### Document passage
════════
C++ Logo


Advanced search

Re: [SG16] Wording strategy for Unicode std::format

From: Tom Honermann <tom_at_[hidden]>
Date: Mon, 26 Apr 2021 15:33:57 -0400
On 4/26/21 1:56 PM, Peter Brett via SG16 wrote:
> /There has been very little interest in char*_t overloads though./
> I’ve been thinking about this quite a bit over the weekend (esp.
> during our impromptu Twitter-based SG16 meeting).
> I’ve come to the conclusion that char8_t is actually a solution in
> search of a problem. All you know when you see a u8string is that its
> associated encoding is UTF-8, but this isn’t actually very useful for
> anyone; you still have to treat it as a bag of bytes of indeterminate
> encoding because, by (lack of) contract, a u8string can contain any
> old nonsense.
Some of this is true, but not all of it.

It is correct that a char8_t sequence or a std::u8string may contain
garbage. This is not unique to char8_t; it is true for all of the other
character types as well. It is also true of Rust's std::string (see
it is possible to put garbage in Rust's string types too. The Rust
standard library has a precondition that std::string contains
well-formed UTF-8. Rust's string type is much better designed to avoid
such garbage than std::basic_string is; no one is going to claim otherwise.

But that lack of a strict well-formed guarantee does not prevent solving
real problems. The introduction of char8_t solved a real problem in the
standard library itself; it enabled std::path constructor overloads to
support UTF-8 and eliminated the std::u8path() factory function workaround.

char8_t was never intended to solve all UTF-8 related problems. It is
intended to enable type safe use of UTF-8 without accidentally mixing
UTF-8 text with text in other encodings (stored in char).

Anyone using char8_t for anything other than UTF-8 (except for the
special case of creating ill-formed UTF-8 text for the purposes of
testing that such text is correctly rejected/handled) is abusing the
type. Full stop.

We can certainly add a type that enforces well-formed UTF-8 using either
char or char8_t; I suspect it would look a lot like Rust's string type,
including unchecked functions that enable construction with garbage
because we don't want to pay the overhead of constant re-validation.
Functions that except text will always have to have a wide contract or a
precondition on well-formed text. That cannot be avoided.

> Therefore, if I have the option to build my code with UTF-8 as the
> literal encoding (and nearly everyone has that option), all char8_t
> does is to provide me with two mutually-incompatible ways to express
> “some unknown bytes that might be text.”
The standard library does not have that option. Nor does a lot of
commercial software, including nearly all software that runs in some
particular ecosystems. There are 3-5 million C++ developers (or
whatever the current estimation is) and experiences vary considerably.
════════
### Information shown
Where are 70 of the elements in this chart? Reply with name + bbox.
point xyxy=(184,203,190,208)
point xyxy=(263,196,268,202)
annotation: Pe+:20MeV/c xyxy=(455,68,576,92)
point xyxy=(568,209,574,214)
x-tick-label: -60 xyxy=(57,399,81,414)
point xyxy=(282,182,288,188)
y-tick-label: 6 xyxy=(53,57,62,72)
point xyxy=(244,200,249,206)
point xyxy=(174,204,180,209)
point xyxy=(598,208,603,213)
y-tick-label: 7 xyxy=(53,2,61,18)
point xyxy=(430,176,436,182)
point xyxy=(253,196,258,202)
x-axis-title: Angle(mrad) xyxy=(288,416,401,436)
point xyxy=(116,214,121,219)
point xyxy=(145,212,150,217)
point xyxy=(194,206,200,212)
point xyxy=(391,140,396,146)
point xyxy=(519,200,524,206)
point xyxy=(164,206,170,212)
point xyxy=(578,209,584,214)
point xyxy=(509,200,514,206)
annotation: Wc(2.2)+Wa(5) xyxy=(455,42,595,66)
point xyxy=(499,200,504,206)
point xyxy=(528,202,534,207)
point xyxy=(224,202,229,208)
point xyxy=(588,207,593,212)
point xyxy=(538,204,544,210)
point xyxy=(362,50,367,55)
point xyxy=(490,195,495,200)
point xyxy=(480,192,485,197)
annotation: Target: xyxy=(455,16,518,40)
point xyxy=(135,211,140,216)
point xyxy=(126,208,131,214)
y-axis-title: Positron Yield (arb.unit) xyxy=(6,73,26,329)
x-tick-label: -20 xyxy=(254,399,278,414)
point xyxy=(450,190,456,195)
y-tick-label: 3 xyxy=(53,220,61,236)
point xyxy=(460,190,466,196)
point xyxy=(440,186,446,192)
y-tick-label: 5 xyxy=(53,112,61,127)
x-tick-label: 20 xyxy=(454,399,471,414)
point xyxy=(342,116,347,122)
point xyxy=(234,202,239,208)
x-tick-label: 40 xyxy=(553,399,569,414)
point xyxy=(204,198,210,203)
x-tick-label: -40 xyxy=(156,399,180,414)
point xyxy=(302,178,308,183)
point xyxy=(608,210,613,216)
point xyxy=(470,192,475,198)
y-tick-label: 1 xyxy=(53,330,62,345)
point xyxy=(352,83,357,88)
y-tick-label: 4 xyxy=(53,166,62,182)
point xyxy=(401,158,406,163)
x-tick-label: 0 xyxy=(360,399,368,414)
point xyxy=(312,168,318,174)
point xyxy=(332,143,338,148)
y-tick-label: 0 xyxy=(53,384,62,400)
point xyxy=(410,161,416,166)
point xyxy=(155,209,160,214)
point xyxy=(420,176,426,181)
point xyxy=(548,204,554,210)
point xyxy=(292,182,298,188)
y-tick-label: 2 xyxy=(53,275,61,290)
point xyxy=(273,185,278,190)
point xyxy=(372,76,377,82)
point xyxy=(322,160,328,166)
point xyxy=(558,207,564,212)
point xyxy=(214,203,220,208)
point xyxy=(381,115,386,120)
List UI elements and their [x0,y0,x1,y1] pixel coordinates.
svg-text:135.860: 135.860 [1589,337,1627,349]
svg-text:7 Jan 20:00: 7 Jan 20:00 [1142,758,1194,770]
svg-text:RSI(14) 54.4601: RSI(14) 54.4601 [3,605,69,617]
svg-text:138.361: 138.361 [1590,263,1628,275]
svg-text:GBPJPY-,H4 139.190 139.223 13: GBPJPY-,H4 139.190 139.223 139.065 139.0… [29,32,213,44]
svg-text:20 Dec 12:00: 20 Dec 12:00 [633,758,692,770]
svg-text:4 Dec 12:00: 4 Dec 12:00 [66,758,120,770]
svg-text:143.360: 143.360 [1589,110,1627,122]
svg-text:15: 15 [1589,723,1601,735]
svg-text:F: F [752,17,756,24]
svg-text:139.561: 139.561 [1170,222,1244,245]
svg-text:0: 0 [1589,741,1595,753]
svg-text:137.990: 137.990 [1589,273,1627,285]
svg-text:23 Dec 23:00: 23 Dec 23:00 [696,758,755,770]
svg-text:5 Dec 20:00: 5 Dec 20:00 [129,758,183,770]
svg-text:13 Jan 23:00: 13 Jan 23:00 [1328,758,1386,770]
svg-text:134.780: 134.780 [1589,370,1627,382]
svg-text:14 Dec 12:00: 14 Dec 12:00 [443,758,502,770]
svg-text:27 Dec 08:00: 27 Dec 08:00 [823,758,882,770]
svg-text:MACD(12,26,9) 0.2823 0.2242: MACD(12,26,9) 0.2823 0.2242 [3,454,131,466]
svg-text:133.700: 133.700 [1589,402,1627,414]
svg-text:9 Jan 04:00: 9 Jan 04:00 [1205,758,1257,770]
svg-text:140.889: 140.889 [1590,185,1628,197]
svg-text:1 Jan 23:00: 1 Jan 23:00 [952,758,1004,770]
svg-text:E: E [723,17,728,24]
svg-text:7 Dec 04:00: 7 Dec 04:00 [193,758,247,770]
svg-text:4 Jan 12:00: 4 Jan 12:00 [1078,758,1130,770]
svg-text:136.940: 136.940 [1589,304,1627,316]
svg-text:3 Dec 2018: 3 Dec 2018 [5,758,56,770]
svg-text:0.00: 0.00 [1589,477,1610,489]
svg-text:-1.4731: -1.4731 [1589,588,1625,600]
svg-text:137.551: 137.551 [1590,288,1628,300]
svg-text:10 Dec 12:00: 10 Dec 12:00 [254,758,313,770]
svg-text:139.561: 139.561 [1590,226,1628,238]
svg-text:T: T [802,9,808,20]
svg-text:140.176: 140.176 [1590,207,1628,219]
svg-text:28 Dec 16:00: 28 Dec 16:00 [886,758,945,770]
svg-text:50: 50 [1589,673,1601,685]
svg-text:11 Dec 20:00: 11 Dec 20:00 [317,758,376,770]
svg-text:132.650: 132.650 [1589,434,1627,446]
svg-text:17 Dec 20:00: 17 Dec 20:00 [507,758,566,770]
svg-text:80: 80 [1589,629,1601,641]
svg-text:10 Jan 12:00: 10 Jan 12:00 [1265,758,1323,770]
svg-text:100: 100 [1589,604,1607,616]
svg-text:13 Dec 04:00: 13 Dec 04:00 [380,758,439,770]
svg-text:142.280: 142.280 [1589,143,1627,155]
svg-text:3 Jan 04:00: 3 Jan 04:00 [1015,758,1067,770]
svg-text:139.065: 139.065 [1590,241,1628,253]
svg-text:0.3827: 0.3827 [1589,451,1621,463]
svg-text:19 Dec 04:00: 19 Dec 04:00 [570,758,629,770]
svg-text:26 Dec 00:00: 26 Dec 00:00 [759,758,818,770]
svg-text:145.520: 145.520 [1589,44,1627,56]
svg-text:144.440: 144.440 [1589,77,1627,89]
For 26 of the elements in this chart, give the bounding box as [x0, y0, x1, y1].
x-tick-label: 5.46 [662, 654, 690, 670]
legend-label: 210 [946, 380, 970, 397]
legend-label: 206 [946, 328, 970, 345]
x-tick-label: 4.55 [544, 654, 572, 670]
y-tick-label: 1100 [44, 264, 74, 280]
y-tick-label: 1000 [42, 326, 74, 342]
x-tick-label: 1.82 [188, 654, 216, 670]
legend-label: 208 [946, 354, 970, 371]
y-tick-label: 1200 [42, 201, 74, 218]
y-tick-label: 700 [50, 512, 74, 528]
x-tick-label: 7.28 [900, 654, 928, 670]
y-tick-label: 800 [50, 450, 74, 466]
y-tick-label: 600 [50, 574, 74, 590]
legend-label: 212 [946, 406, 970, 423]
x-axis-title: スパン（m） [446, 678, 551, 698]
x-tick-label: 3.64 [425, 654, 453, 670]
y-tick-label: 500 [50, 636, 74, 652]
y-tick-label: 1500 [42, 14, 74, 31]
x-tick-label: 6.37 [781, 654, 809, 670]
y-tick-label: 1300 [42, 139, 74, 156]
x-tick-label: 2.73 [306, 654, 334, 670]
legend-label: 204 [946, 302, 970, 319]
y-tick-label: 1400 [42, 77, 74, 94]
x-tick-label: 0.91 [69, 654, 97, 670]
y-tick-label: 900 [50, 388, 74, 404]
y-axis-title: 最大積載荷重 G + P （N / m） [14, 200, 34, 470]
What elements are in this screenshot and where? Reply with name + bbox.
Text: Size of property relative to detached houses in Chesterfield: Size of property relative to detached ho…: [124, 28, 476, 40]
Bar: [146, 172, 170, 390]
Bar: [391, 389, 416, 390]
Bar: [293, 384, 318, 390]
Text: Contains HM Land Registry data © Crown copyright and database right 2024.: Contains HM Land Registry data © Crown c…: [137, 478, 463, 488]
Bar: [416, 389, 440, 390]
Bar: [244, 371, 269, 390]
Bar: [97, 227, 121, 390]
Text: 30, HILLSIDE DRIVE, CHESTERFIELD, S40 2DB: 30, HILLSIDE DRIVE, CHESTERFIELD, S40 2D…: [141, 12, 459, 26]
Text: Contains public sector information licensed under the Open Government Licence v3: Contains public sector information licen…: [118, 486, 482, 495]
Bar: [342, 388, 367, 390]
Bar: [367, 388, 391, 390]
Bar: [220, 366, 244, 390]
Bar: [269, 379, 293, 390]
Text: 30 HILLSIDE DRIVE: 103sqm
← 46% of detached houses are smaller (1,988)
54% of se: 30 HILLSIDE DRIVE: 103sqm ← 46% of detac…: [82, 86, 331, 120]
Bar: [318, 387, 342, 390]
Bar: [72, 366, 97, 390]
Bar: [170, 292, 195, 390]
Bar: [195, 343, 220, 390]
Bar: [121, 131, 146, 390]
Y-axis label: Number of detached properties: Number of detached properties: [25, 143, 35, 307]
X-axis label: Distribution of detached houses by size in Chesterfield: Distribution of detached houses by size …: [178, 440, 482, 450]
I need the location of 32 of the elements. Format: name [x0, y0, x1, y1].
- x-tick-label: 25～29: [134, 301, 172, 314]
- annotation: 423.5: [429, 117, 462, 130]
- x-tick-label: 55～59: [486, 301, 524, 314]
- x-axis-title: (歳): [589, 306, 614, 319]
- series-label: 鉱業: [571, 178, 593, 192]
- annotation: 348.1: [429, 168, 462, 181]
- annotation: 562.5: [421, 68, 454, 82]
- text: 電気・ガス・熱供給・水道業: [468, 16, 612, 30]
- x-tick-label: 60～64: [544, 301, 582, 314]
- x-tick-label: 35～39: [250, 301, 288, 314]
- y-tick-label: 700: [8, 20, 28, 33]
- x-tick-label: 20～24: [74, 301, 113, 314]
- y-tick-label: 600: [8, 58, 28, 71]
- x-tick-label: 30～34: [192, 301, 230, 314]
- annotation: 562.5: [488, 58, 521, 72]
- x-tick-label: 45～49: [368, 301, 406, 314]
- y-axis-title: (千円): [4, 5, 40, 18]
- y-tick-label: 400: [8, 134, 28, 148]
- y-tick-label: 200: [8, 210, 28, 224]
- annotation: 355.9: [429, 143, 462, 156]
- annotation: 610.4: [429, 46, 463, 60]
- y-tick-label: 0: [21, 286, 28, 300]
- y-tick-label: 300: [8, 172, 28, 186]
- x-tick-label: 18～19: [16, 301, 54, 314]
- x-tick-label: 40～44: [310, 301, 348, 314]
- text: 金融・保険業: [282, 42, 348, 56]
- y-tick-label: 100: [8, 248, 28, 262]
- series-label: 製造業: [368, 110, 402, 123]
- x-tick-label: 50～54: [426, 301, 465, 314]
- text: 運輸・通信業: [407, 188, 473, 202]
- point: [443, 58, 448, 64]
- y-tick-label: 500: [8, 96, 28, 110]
════════
### Requests
**A.** Reproduce word for word the part of the SG16 message on char8_t that opens with the words containing "It is correct" and closes with "to claim otherwise.".
**B.** Quote the records verbatim, starting at their first line and ending with the line that contains "point xyxy=(234,202,239,208)", with both of those lines included.

### Solution list
**A.**
It is correct that a char8_t sequence or a std::u8string may contain
garbage. This is not unique to char8_t; it is true for all of the other
character types as well. It is also true of Rust's std::string (see
it is possible to put garbage in Rust's string types too. The Rust
standard library has a precondition that std::string contains
well-formed UTF-8. Rust's string type is much better designed to avoid
such garbage than std::basic_string is; no one is going to claim otherwise.

**B.**
Where are 70 of the elements in this chart? Reply with name + bbox.
point xyxy=(184,203,190,208)
point xyxy=(263,196,268,202)
annotation: Pe+:20MeV/c xyxy=(455,68,576,92)
point xyxy=(568,209,574,214)
x-tick-label: -60 xyxy=(57,399,81,414)
point xyxy=(282,182,288,188)
y-tick-label: 6 xyxy=(53,57,62,72)
point xyxy=(244,200,249,206)
point xyxy=(174,204,180,209)
point xyxy=(598,208,603,213)
y-tick-label: 7 xyxy=(53,2,61,18)
point xyxy=(430,176,436,182)
point xyxy=(253,196,258,202)
x-axis-title: Angle(mrad) xyxy=(288,416,401,436)
point xyxy=(116,214,121,219)
point xyxy=(145,212,150,217)
point xyxy=(194,206,200,212)
point xyxy=(391,140,396,146)
point xyxy=(519,200,524,206)
point xyxy=(164,206,170,212)
point xyxy=(578,209,584,214)
point xyxy=(509,200,514,206)
annotation: Wc(2.2)+Wa(5) xyxy=(455,42,595,66)
point xyxy=(499,200,504,206)
point xyxy=(528,202,534,207)
point xyxy=(224,202,229,208)
point xyxy=(588,207,593,212)
point xyxy=(538,204,544,210)
point xyxy=(362,50,367,55)
point xyxy=(490,195,495,200)
point xyxy=(480,192,485,197)
annotation: Target: xyxy=(455,16,518,40)
point xyxy=(135,211,140,216)
point xyxy=(126,208,131,214)
y-axis-title: Positron Yield (arb.unit) xyxy=(6,73,26,329)
x-tick-label: -20 xyxy=(254,399,278,414)
point xyxy=(450,190,456,195)
y-tick-label: 3 xyxy=(53,220,61,236)
point xyxy=(460,190,466,196)
point xyxy=(440,186,446,192)
y-tick-label: 5 xyxy=(53,112,61,127)
x-tick-label: 20 xyxy=(454,399,471,414)
point xyxy=(342,116,347,122)
point xyxy=(234,202,239,208)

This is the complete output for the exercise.